Required task. Pick out each line in these entries that contains the string "from".

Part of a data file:
········

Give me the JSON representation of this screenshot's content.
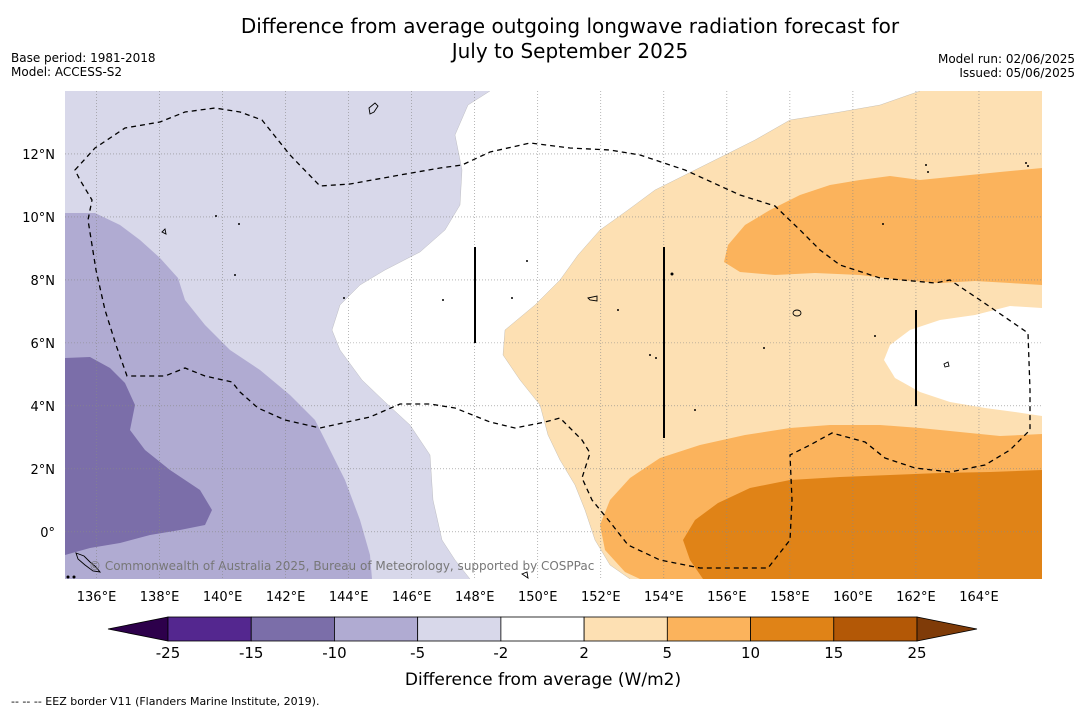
{
  "title": "Difference from average outgoing longwave radiation forecast for July to September 2025",
  "title_line1": "Difference from average outgoing longwave radiation forecast for",
  "title_line2": "July to September 2025",
  "base_period": "Base period: 1981-2018",
  "model": "Model: ACCESS-S2",
  "model_run": "Model run: 02/06/2025",
  "issued": "Issued: 05/06/2025",
  "copyright": "© Commonwealth of Australia 2025, Bureau of Meteorology, supported by COSPPac",
  "footer": "--  --  -- EEZ border V11 (Flanders Marine Institute, 2019).",
  "map": {
    "lon_range": [
      135,
      166
    ],
    "lat_range": [
      -1.5,
      14
    ],
    "lon_ticks": [
      "136°E",
      "138°E",
      "140°E",
      "142°E",
      "144°E",
      "146°E",
      "148°E",
      "150°E",
      "152°E",
      "154°E",
      "156°E",
      "158°E",
      "160°E",
      "162°E",
      "164°E"
    ],
    "lat_ticks": [
      "0°",
      "2°N",
      "4°N",
      "6°N",
      "8°N",
      "10°N",
      "12°N"
    ],
    "gridlines": true
  },
  "colorbar": {
    "title": "Difference from average (W/m2)",
    "labels": [
      "-25",
      "-15",
      "-10",
      "-5",
      "-2",
      "2",
      "5",
      "10",
      "15",
      "25"
    ],
    "colors": [
      "#54278f",
      "#7b6ea9",
      "#b0abd2",
      "#d8d8ea",
      "#ffffff",
      "#fde0b3",
      "#fbb35c",
      "#e08317",
      "#b35806"
    ],
    "extend_low": "#2d004b",
    "extend_high": "#7f3b08"
  }
}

········

Worked solution.
  "title": "Difference from average outgoing longwave radiation forecast for July to September 2025",
  "title_line1": "Difference from average outgoing longwave radiation forecast for",
    "title": "Difference from average (W/m2)",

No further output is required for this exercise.